The problem: Your reply should be one number: the count of lines holding the word "last".

Figure contents as structured data
——

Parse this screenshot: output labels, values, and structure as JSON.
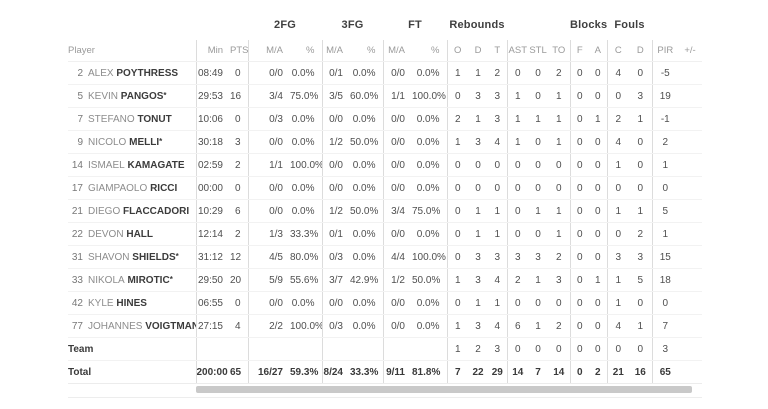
{
  "colors": {
    "scrollbar": "#c9c9c9",
    "separator": "#dcdcdc",
    "row_line": "#f2f2f2",
    "name_bold": "#3b3b3b",
    "muted_text": "#9a9a9a"
  },
  "starter_mark": "*",
  "header": {
    "player_label": "Player",
    "groups": [
      {
        "label": "2FG",
        "span": 2
      },
      {
        "label": "3FG",
        "span": 2
      },
      {
        "label": "FT",
        "span": 2
      },
      {
        "label": "Rebounds",
        "span": 3
      },
      {
        "label": "",
        "span": 3
      },
      {
        "label": "Blocks",
        "span": 2
      },
      {
        "label": "Fouls",
        "span": 2
      },
      {
        "label": "",
        "span": 2
      }
    ],
    "subcolumns": [
      "Min",
      "PTS",
      "M/A",
      "%",
      "M/A",
      "%",
      "M/A",
      "%",
      "O",
      "D",
      "T",
      "AST",
      "STL",
      "TO",
      "F",
      "A",
      "C",
      "D",
      "PIR",
      "+/-"
    ]
  },
  "players": [
    {
      "number": "2",
      "first": "ALEX",
      "last": "POYTHRESS",
      "starter": false,
      "stats": [
        "08:49",
        "0",
        "0/0",
        "0.0%",
        "0/1",
        "0.0%",
        "0/0",
        "0.0%",
        "1",
        "1",
        "2",
        "0",
        "0",
        "2",
        "0",
        "0",
        "4",
        "0",
        "-5",
        ""
      ]
    },
    {
      "number": "5",
      "first": "KEVIN",
      "last": "PANGOS",
      "starter": true,
      "stats": [
        "29:53",
        "16",
        "3/4",
        "75.0%",
        "3/5",
        "60.0%",
        "1/1",
        "100.0%",
        "0",
        "3",
        "3",
        "1",
        "0",
        "1",
        "0",
        "0",
        "0",
        "3",
        "19",
        ""
      ]
    },
    {
      "number": "7",
      "first": "STEFANO",
      "last": "TONUT",
      "starter": false,
      "stats": [
        "10:06",
        "0",
        "0/3",
        "0.0%",
        "0/0",
        "0.0%",
        "0/0",
        "0.0%",
        "2",
        "1",
        "3",
        "1",
        "1",
        "1",
        "0",
        "1",
        "2",
        "1",
        "-1",
        ""
      ]
    },
    {
      "number": "9",
      "first": "NICOLO",
      "last": "MELLI",
      "starter": true,
      "stats": [
        "30:18",
        "3",
        "0/0",
        "0.0%",
        "1/2",
        "50.0%",
        "0/0",
        "0.0%",
        "1",
        "3",
        "4",
        "1",
        "0",
        "1",
        "0",
        "0",
        "4",
        "0",
        "2",
        ""
      ]
    },
    {
      "number": "14",
      "first": "ISMAEL",
      "last": "KAMAGATE",
      "starter": false,
      "stats": [
        "02:59",
        "2",
        "1/1",
        "100.0%",
        "0/0",
        "0.0%",
        "0/0",
        "0.0%",
        "0",
        "0",
        "0",
        "0",
        "0",
        "0",
        "0",
        "0",
        "1",
        "0",
        "1",
        ""
      ]
    },
    {
      "number": "17",
      "first": "GIAMPAOLO",
      "last": "RICCI",
      "starter": false,
      "stats": [
        "00:00",
        "0",
        "0/0",
        "0.0%",
        "0/0",
        "0.0%",
        "0/0",
        "0.0%",
        "0",
        "0",
        "0",
        "0",
        "0",
        "0",
        "0",
        "0",
        "0",
        "0",
        "0",
        ""
      ]
    },
    {
      "number": "21",
      "first": "DIEGO",
      "last": "FLACCADORI",
      "starter": false,
      "stats": [
        "10:29",
        "6",
        "0/0",
        "0.0%",
        "1/2",
        "50.0%",
        "3/4",
        "75.0%",
        "0",
        "1",
        "1",
        "0",
        "1",
        "1",
        "0",
        "0",
        "1",
        "1",
        "5",
        ""
      ]
    },
    {
      "number": "22",
      "first": "DEVON",
      "last": "HALL",
      "starter": false,
      "stats": [
        "12:14",
        "2",
        "1/3",
        "33.3%",
        "0/1",
        "0.0%",
        "0/0",
        "0.0%",
        "0",
        "1",
        "1",
        "0",
        "0",
        "1",
        "0",
        "0",
        "0",
        "2",
        "1",
        ""
      ]
    },
    {
      "number": "31",
      "first": "SHAVON",
      "last": "SHIELDS",
      "starter": true,
      "stats": [
        "31:12",
        "12",
        "4/5",
        "80.0%",
        "0/3",
        "0.0%",
        "4/4",
        "100.0%",
        "0",
        "3",
        "3",
        "3",
        "3",
        "2",
        "0",
        "0",
        "3",
        "3",
        "15",
        ""
      ]
    },
    {
      "number": "33",
      "first": "NIKOLA",
      "last": "MIROTIC",
      "starter": true,
      "stats": [
        "29:50",
        "20",
        "5/9",
        "55.6%",
        "3/7",
        "42.9%",
        "1/2",
        "50.0%",
        "1",
        "3",
        "4",
        "2",
        "1",
        "3",
        "0",
        "1",
        "1",
        "5",
        "18",
        ""
      ]
    },
    {
      "number": "42",
      "first": "KYLE",
      "last": "HINES",
      "starter": false,
      "stats": [
        "06:55",
        "0",
        "0/0",
        "0.0%",
        "0/0",
        "0.0%",
        "0/0",
        "0.0%",
        "0",
        "1",
        "1",
        "0",
        "0",
        "0",
        "0",
        "0",
        "1",
        "0",
        "0",
        ""
      ]
    },
    {
      "number": "77",
      "first": "JOHANNES",
      "last": "VOIGTMANN",
      "starter": true,
      "stats": [
        "27:15",
        "4",
        "2/2",
        "100.0%",
        "0/3",
        "0.0%",
        "0/0",
        "0.0%",
        "1",
        "3",
        "4",
        "6",
        "1",
        "2",
        "0",
        "0",
        "4",
        "1",
        "7",
        ""
      ]
    }
  ],
  "team_row": {
    "label": "Team",
    "stats": [
      "",
      "",
      "",
      "",
      "",
      "",
      "",
      "",
      "1",
      "2",
      "3",
      "0",
      "0",
      "0",
      "0",
      "0",
      "0",
      "0",
      "3",
      ""
    ]
  },
  "total_row": {
    "label": "Total",
    "stats": [
      "200:00",
      "65",
      "16/27",
      "59.3%",
      "8/24",
      "33.3%",
      "9/11",
      "81.8%",
      "7",
      "22",
      "29",
      "14",
      "7",
      "14",
      "0",
      "2",
      "21",
      "16",
      "65",
      ""
    ]
  }
}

——

Response for this exercise: 12